§ DIRECTIONS FOR THIS TASK
Give the entries again exactly, every one of them.
— begin SUPPLIED RECORDS —
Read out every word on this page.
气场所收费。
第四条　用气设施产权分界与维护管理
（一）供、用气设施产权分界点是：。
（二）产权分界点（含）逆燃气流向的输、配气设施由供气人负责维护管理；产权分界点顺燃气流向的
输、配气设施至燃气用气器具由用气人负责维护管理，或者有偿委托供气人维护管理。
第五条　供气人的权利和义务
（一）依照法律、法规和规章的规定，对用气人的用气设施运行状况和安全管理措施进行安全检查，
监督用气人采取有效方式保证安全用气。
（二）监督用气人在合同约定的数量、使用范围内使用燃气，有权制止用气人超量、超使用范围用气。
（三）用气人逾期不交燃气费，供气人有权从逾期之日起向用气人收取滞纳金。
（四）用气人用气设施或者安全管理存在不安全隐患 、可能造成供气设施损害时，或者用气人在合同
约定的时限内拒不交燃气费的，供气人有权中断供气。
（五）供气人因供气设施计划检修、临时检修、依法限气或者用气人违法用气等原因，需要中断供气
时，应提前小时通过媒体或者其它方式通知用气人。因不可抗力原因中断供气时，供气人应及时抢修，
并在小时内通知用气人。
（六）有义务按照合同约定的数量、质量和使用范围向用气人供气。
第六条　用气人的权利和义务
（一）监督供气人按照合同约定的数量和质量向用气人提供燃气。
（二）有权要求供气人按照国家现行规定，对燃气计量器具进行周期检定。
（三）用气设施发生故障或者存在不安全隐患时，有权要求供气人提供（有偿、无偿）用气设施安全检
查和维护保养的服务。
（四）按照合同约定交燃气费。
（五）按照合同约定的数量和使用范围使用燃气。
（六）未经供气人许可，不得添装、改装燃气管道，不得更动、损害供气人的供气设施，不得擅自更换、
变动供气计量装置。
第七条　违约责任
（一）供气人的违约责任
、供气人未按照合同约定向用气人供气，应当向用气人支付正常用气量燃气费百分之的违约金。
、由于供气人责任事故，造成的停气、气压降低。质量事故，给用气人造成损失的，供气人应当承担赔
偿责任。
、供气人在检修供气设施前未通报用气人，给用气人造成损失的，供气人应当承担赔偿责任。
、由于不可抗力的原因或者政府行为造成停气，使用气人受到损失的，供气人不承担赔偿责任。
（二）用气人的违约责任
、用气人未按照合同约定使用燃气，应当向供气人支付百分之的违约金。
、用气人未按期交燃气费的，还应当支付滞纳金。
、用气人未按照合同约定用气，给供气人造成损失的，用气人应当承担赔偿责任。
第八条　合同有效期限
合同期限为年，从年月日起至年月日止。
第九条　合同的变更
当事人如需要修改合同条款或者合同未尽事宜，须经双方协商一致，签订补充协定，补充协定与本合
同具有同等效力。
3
— end SUPPLIED RECORDS —
§ ANSWER BELOW
Read out every word on this page.
气场所收费。
第四条　用气设施产权分界与维护管理
（一）供、用气设施产权分界点是：。
（二）产权分界点（含）逆燃气流向的输、配气设施由供气人负责维护管理；产权分界点顺燃气流向的
输、配气设施至燃气用气器具由用气人负责维护管理，或者有偿委托供气人维护管理。
第五条　供气人的权利和义务
（一）依照法律、法规和规章的规定，对用气人的用气设施运行状况和安全管理措施进行安全检查，
监督用气人采取有效方式保证安全用气。
（二）监督用气人在合同约定的数量、使用范围内使用燃气，有权制止用气人超量、超使用范围用气。
（三）用气人逾期不交燃气费，供气人有权从逾期之日起向用气人收取滞纳金。
（四）用气人用气设施或者安全管理存在不安全隐患 、可能造成供气设施损害时，或者用气人在合同
约定的时限内拒不交燃气费的，供气人有权中断供气。
（五）供气人因供气设施计划检修、临时检修、依法限气或者用气人违法用气等原因，需要中断供气
时，应提前小时通过媒体或者其它方式通知用气人。因不可抗力原因中断供气时，供气人应及时抢修，
并在小时内通知用气人。
（六）有义务按照合同约定的数量、质量和使用范围向用气人供气。
第六条　用气人的权利和义务
（一）监督供气人按照合同约定的数量和质量向用气人提供燃气。
（二）有权要求供气人按照国家现行规定，对燃气计量器具进行周期检定。
（三）用气设施发生故障或者存在不安全隐患时，有权要求供气人提供（有偿、无偿）用气设施安全检
查和维护保养的服务。
（四）按照合同约定交燃气费。
（五）按照合同约定的数量和使用范围使用燃气。
（六）未经供气人许可，不得添装、改装燃气管道，不得更动、损害供气人的供气设施，不得擅自更换、
变动供气计量装置。
第七条　违约责任
（一）供气人的违约责任
、供气人未按照合同约定向用气人供气，应当向用气人支付正常用气量燃气费百分之的违约金。
、由于供气人责任事故，造成的停气、气压降低。质量事故，给用气人造成损失的，供气人应当承担赔
偿责任。
、供气人在检修供气设施前未通报用气人，给用气人造成损失的，供气人应当承担赔偿责任。
、由于不可抗力的原因或者政府行为造成停气，使用气人受到损失的，供气人不承担赔偿责任。
（二）用气人的违约责任
、用气人未按照合同约定使用燃气，应当向供气人支付百分之的违约金。
、用气人未按期交燃气费的，还应当支付滞纳金。
、用气人未按照合同约定用气，给供气人造成损失的，用气人应当承担赔偿责任。
第八条　合同有效期限
合同期限为年，从年月日起至年月日止。
第九条　合同的变更
当事人如需要修改合同条款或者合同未尽事宜，须经双方协商一致，签订补充协定，补充协定与本合
同具有同等效力。
3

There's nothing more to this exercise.